- _WHAT NEEDS TO BE DONE_: Scan the listing below. Report each line that includes "auch".

Saved data entries:
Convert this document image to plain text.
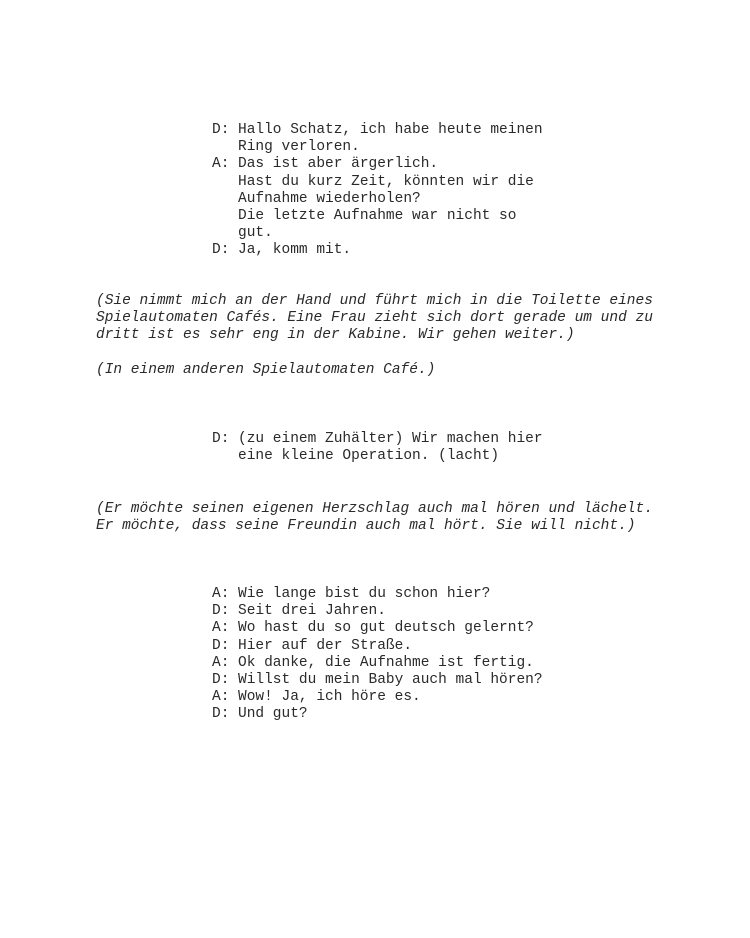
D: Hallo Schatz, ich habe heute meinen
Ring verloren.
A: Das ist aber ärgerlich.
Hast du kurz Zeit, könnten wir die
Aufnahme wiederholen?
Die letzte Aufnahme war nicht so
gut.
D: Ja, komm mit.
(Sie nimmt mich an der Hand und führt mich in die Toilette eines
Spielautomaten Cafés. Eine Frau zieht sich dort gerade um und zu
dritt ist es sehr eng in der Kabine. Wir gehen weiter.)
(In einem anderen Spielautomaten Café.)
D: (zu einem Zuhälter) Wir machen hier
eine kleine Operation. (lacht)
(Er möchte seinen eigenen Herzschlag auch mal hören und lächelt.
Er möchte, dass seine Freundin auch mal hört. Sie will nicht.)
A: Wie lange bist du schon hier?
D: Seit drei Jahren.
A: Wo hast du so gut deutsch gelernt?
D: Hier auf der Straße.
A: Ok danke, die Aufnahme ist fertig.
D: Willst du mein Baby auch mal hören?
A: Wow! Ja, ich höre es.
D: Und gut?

...

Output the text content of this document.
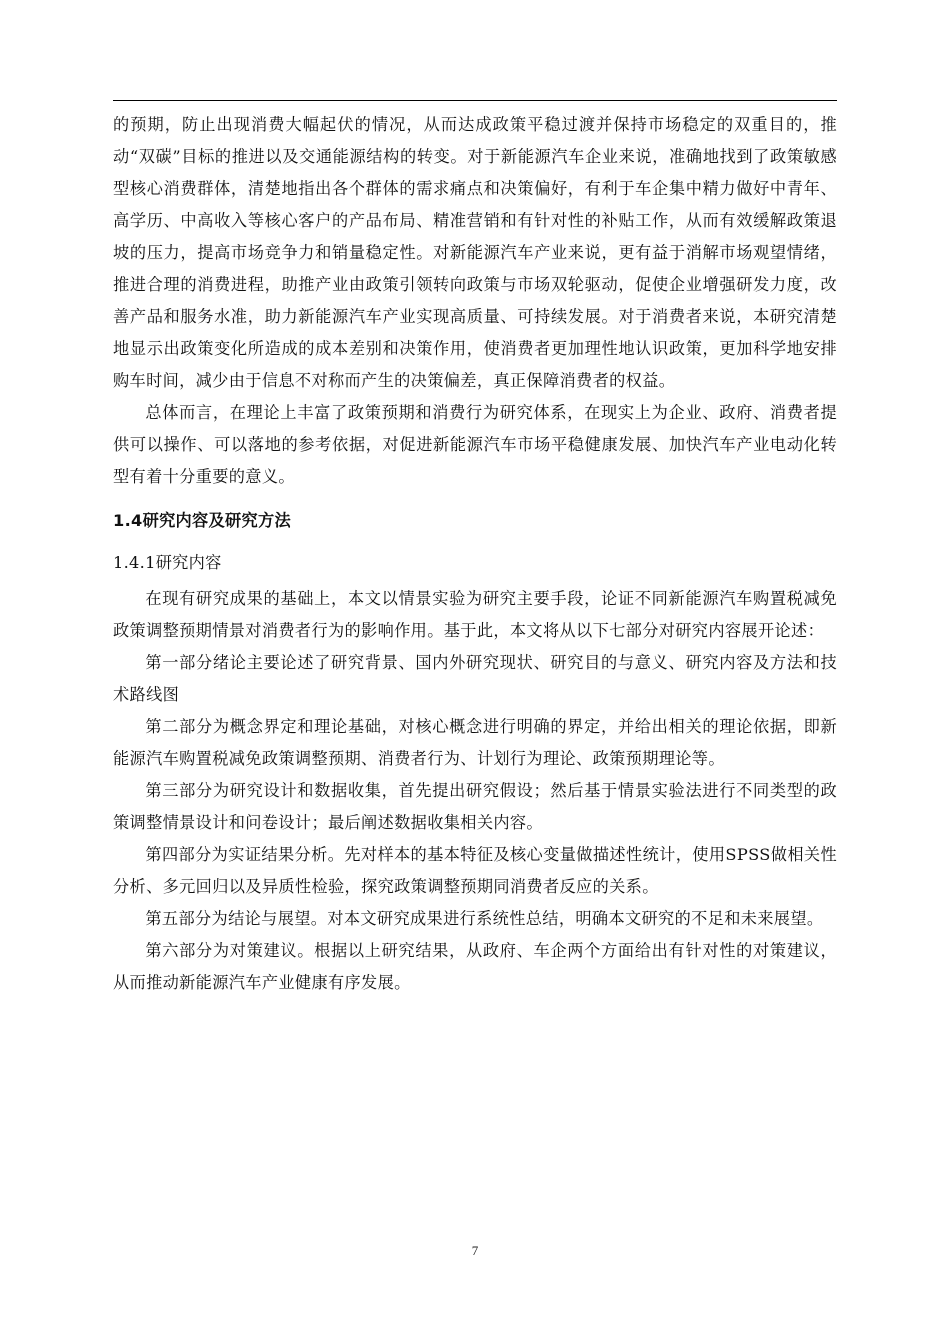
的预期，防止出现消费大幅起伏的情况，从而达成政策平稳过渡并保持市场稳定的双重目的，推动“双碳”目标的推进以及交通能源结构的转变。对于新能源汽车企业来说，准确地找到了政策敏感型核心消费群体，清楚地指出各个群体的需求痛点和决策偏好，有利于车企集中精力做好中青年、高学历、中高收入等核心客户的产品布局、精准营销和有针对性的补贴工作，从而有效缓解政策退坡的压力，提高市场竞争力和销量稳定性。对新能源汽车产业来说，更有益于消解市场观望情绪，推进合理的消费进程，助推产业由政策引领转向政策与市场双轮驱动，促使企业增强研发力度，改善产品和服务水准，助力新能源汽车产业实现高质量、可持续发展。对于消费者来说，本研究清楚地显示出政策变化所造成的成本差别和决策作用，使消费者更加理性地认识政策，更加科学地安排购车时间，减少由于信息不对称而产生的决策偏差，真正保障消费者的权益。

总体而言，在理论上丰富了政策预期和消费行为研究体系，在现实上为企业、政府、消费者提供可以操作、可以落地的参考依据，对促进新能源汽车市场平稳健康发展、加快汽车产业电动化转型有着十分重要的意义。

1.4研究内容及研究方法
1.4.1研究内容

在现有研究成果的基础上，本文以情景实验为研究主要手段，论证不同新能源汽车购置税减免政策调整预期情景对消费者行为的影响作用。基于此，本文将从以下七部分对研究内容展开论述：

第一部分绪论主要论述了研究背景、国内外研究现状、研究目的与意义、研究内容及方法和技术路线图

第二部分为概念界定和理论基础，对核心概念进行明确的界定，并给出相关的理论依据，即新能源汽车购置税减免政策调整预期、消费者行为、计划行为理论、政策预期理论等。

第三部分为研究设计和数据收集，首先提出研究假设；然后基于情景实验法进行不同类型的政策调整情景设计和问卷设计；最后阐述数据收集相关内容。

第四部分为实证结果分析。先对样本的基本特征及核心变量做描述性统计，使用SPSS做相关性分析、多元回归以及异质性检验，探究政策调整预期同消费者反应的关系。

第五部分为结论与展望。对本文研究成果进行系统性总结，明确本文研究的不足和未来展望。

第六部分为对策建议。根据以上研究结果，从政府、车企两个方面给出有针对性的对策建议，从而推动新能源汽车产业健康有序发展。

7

--

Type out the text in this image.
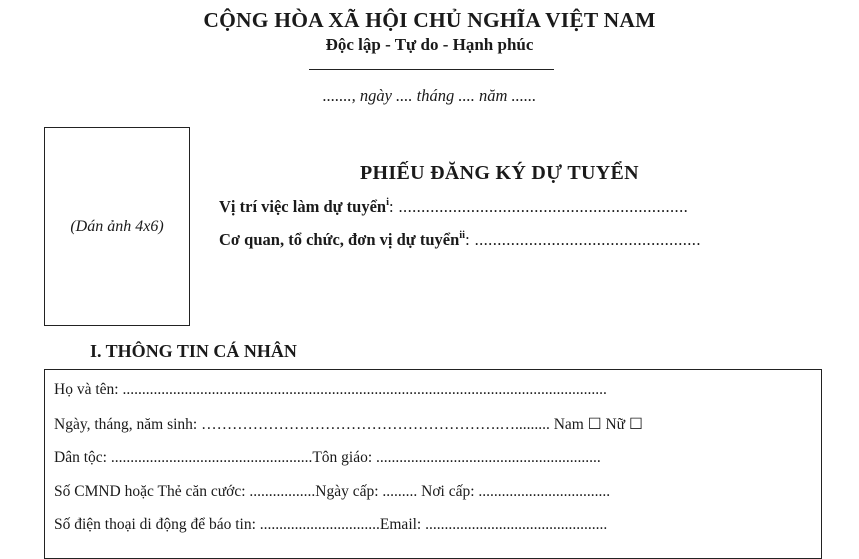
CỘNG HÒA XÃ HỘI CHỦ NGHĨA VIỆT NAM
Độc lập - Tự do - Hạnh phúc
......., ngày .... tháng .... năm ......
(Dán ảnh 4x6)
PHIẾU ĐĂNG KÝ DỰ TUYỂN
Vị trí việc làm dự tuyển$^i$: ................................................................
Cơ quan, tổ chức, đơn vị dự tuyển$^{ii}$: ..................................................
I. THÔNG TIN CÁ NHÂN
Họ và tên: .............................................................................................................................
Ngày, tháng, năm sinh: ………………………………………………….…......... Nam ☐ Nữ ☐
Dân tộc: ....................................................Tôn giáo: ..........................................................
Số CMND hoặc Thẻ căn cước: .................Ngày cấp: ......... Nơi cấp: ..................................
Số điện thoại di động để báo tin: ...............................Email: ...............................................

- _TASK RESULT_:
(Er möchte seinen eigenen Herzschlag auch mal hören und lächelt.
Er möchte, dass seine Freundin auch mal hört. Sie will nicht.)
D: Willst du mein Baby auch mal hören?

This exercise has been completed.